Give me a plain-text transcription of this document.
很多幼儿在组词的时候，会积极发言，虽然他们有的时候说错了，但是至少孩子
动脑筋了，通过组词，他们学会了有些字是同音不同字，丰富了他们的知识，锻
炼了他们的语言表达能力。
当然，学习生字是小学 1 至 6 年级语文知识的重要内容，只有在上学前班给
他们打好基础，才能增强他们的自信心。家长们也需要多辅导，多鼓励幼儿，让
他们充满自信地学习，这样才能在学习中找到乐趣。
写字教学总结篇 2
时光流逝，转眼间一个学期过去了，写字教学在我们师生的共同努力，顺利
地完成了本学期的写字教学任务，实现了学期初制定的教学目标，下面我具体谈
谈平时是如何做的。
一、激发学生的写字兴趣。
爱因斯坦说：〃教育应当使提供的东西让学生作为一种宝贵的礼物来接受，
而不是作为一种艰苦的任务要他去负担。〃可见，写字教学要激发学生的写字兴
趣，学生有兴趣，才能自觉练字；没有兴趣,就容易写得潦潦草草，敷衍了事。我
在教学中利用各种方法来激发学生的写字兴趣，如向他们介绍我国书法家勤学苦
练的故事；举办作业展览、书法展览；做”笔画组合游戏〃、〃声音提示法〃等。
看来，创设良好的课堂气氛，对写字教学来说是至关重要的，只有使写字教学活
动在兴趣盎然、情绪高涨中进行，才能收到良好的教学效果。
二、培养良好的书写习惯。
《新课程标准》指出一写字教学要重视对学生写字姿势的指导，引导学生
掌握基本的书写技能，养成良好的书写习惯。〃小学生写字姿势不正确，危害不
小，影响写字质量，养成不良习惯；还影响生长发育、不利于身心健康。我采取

■ **DIRECTIVE**: Copy out the full set of records precisely, leaving nothing out.

■ **COMPLETED EXERCISE**:
Give me a plain-text transcription of this document.
很多幼儿在组词的时候，会积极发言，虽然他们有的时候说错了，但是至少孩子
动脑筋了，通过组词，他们学会了有些字是同音不同字，丰富了他们的知识，锻
炼了他们的语言表达能力。
当然，学习生字是小学 1 至 6 年级语文知识的重要内容，只有在上学前班给
他们打好基础，才能增强他们的自信心。家长们也需要多辅导，多鼓励幼儿，让
他们充满自信地学习，这样才能在学习中找到乐趣。
写字教学总结篇 2
时光流逝，转眼间一个学期过去了，写字教学在我们师生的共同努力，顺利
地完成了本学期的写字教学任务，实现了学期初制定的教学目标，下面我具体谈
谈平时是如何做的。
一、激发学生的写字兴趣。
爱因斯坦说：〃教育应当使提供的东西让学生作为一种宝贵的礼物来接受，
而不是作为一种艰苦的任务要他去负担。〃可见，写字教学要激发学生的写字兴
趣，学生有兴趣，才能自觉练字；没有兴趣,就容易写得潦潦草草，敷衍了事。我
在教学中利用各种方法来激发学生的写字兴趣，如向他们介绍我国书法家勤学苦
练的故事；举办作业展览、书法展览；做”笔画组合游戏〃、〃声音提示法〃等。
看来，创设良好的课堂气氛，对写字教学来说是至关重要的，只有使写字教学活
动在兴趣盎然、情绪高涨中进行，才能收到良好的教学效果。
二、培养良好的书写习惯。
《新课程标准》指出一写字教学要重视对学生写字姿势的指导，引导学生
掌握基本的书写技能，养成良好的书写习惯。〃小学生写字姿势不正确，危害不
小，影响写字质量，养成不良习惯；还影响生长发育、不利于身心健康。我采取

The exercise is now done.